■ **WHAT TO PRODUCE**
List every line below containing "Parse".

■ **RECORDS**
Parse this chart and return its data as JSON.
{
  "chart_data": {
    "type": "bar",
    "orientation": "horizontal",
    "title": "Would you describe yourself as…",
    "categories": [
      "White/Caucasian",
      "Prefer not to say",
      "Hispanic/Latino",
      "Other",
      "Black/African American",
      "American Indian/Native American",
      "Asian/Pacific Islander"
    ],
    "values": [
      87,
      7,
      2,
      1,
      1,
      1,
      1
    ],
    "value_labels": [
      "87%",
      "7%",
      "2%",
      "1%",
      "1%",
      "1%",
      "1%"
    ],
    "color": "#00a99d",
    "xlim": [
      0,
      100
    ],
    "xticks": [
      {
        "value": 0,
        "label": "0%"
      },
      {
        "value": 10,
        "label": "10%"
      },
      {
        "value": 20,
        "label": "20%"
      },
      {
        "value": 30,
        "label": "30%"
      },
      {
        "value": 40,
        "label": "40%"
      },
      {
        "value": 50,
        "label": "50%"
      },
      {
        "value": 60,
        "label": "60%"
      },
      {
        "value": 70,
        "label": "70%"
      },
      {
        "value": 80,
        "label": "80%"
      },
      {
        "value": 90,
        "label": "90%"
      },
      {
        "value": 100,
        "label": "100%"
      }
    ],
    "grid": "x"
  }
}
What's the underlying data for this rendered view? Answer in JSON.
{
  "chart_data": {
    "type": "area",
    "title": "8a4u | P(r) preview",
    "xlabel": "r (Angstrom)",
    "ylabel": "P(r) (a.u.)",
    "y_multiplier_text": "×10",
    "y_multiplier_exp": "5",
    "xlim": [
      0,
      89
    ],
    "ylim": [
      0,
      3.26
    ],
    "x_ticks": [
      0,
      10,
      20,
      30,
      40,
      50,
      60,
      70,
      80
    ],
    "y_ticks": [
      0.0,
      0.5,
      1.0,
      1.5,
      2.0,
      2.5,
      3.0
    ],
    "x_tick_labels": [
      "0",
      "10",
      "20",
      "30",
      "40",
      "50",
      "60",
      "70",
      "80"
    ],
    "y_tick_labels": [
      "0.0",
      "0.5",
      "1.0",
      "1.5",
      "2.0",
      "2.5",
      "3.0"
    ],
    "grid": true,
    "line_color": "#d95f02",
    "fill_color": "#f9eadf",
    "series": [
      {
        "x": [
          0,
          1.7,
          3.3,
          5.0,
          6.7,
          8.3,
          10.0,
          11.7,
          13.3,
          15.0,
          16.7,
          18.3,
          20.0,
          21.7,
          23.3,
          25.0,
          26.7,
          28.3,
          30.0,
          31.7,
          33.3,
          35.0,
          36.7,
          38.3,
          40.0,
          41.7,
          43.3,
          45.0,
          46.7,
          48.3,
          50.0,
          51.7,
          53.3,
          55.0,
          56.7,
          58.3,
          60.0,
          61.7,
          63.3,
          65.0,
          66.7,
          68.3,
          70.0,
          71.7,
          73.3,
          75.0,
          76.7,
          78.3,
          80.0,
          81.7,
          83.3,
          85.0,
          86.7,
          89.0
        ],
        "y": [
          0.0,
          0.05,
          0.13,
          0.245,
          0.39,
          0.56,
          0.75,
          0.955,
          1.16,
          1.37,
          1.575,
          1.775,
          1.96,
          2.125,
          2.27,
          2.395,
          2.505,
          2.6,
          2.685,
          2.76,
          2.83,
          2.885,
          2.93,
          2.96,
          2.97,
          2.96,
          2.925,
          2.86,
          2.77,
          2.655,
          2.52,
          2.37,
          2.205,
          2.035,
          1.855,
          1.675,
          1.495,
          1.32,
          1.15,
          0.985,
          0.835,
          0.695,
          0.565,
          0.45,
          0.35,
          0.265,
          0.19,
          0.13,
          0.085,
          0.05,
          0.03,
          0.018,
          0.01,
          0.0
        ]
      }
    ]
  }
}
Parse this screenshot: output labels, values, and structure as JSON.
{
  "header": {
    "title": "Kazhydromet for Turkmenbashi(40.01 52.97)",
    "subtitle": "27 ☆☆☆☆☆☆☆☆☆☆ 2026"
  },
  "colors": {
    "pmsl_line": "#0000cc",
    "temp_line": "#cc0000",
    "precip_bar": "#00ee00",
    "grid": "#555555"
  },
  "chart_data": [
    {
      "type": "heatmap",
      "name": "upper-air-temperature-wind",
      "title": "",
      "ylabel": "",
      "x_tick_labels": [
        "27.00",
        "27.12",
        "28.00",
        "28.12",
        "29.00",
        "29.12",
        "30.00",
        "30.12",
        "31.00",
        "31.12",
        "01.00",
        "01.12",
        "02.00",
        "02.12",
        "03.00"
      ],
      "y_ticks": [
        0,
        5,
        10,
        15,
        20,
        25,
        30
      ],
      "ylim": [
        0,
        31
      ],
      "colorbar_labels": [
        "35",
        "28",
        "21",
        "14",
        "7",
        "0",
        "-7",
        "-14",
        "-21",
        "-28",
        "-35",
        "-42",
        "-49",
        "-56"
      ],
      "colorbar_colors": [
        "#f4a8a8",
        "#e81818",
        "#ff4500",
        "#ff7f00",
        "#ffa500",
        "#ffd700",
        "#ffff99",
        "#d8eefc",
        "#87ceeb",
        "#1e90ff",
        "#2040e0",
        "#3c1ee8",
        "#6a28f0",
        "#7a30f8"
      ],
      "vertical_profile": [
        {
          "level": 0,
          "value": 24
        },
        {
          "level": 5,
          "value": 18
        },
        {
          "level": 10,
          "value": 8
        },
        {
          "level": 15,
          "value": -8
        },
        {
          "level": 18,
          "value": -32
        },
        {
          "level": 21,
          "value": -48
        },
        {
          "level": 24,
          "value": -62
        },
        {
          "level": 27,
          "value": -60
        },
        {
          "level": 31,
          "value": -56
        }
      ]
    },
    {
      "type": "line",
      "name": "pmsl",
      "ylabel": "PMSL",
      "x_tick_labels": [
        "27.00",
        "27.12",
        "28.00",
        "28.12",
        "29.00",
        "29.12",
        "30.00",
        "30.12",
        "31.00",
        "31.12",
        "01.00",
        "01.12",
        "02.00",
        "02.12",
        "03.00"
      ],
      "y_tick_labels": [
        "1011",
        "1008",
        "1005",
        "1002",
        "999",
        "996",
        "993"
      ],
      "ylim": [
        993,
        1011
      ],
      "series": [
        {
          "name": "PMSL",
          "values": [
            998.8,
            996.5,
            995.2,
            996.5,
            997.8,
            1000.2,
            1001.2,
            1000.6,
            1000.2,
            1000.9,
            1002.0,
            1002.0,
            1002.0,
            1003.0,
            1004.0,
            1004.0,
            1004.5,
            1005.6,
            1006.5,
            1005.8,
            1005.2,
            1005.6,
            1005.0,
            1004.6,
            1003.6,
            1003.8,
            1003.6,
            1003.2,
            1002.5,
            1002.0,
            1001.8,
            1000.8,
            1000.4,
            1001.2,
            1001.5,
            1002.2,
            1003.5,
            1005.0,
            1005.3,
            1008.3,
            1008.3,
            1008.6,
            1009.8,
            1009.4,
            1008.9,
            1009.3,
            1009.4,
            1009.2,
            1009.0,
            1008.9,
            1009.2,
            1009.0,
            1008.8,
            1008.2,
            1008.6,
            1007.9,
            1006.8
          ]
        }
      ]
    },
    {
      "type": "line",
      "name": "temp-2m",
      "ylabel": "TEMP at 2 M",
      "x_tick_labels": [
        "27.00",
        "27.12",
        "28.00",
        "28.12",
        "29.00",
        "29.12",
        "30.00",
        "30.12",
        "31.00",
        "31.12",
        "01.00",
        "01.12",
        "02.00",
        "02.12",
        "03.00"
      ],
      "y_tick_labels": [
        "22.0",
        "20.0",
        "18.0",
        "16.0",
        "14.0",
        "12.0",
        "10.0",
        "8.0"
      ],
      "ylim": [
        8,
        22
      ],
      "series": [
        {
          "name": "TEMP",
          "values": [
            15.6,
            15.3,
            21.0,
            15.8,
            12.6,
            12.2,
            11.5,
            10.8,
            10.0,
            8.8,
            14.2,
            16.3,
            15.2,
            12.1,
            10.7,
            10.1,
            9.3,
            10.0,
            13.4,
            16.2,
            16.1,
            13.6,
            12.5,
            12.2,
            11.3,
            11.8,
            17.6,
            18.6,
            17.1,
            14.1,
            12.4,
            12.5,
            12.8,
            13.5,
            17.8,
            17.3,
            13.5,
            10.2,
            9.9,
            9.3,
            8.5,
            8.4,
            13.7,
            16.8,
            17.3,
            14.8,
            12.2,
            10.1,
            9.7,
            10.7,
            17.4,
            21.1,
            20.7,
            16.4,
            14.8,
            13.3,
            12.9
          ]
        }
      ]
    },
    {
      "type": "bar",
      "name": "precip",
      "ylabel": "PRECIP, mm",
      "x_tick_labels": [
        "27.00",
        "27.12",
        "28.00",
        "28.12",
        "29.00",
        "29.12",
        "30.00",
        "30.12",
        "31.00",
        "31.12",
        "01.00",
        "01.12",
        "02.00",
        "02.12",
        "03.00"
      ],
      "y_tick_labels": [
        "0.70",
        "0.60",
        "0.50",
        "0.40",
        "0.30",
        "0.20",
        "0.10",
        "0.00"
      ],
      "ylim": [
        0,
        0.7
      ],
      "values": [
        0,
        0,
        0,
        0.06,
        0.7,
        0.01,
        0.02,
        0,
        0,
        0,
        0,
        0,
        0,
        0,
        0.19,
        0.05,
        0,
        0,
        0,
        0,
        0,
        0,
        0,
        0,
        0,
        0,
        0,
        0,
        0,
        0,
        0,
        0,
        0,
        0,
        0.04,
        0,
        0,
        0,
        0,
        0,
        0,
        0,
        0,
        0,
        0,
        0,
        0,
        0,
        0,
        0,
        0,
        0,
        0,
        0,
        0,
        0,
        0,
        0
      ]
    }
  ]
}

■ **SOLVED EXERCISE**
Parse this chart and return its data as JSON.
Parse this screenshot: output labels, values, and structure as JSON.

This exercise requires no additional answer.